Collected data
-- Begin --

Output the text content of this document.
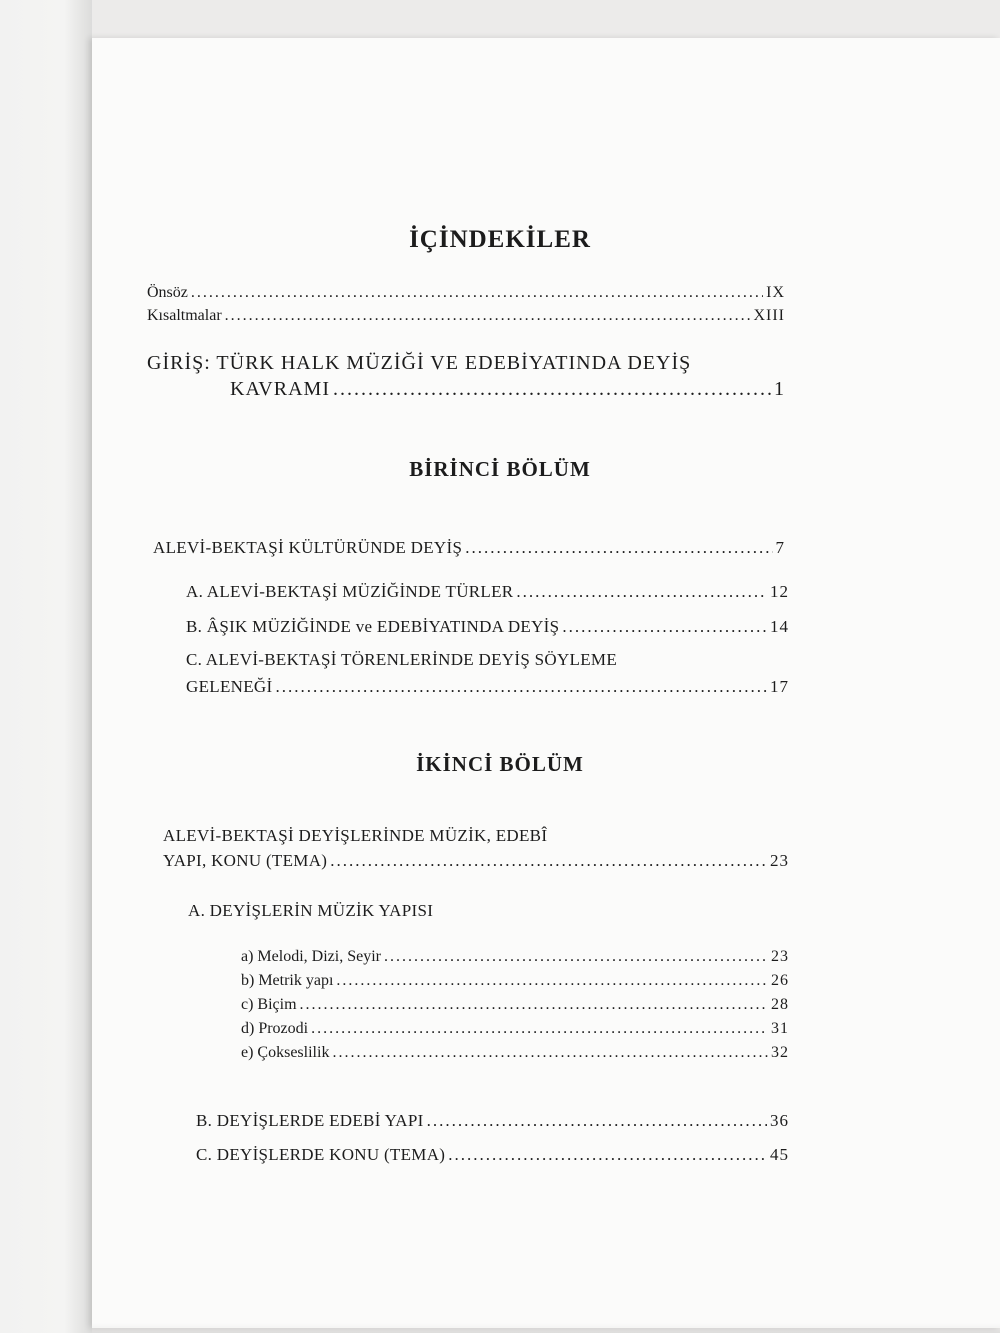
İÇİNDEKİLER
Önsöz .....	IX
Kısaltmalar .....	XIII
GİRİŞ: TÜRK HALK MÜZİĞİ VE EDEBİYATINDA DEYİŞ
KAVRAMI .....	1
BİRİNCİ BÖLÜM
ALEVİ-BEKTAŞİ KÜLTÜRÜNDE DEYİŞ .....	7
A. ALEVİ-BEKTAŞİ MÜZİĞİNDE TÜRLER .....	12
B. ÂŞIK MÜZİĞİNDE ve EDEBİYATINDA DEYİŞ .....	14
C. ALEVİ-BEKTAŞİ TÖRENLERİNDE DEYİŞ SÖYLEME
GELENEĞİ .....	17
İKİNCİ BÖLÜM
ALEVİ-BEKTAŞİ DEYİŞLERİNDE MÜZİK, EDEBÎ
YAPI, KONU (TEMA) .....	23
A. DEYİŞLERİN MÜZİK YAPISI
a) Melodi, Dizi, Seyir .....	23
b) Metrik yapı .....	26
c) Biçim .....	28
d) Prozodi .....	31
e) Çokseslilik .....	32
B. DEYİŞLERDE EDEBİ YAPI .....	36
C. DEYİŞLERDE KONU (TEMA) .....	45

-- End --

Brief:
All of the records above must be copied exactly, except for the pictures.

Reply to the task:
Output the text content of this document.
İÇİNDEKİLER
Önsöz .....	IX
Kısaltmalar .....	XIII
GİRİŞ: TÜRK HALK MÜZİĞİ VE EDEBİYATINDA DEYİŞ
KAVRAMI .....	1
BİRİNCİ BÖLÜM
ALEVİ-BEKTAŞİ KÜLTÜRÜNDE DEYİŞ .....	7
A. ALEVİ-BEKTAŞİ MÜZİĞİNDE TÜRLER .....	12
B. ÂŞIK MÜZİĞİNDE ve EDEBİYATINDA DEYİŞ .....	14
C. ALEVİ-BEKTAŞİ TÖRENLERİNDE DEYİŞ SÖYLEME
GELENEĞİ .....	17
İKİNCİ BÖLÜM
ALEVİ-BEKTAŞİ DEYİŞLERİNDE MÜZİK, EDEBÎ
YAPI, KONU (TEMA) .....	23
A. DEYİŞLERİN MÜZİK YAPISI
a) Melodi, Dizi, Seyir .....	23
b) Metrik yapı .....	26
c) Biçim .....	28
d) Prozodi .....	31
e) Çokseslilik .....	32
B. DEYİŞLERDE EDEBİ YAPI .....	36
C. DEYİŞLERDE KONU (TEMA) .....	45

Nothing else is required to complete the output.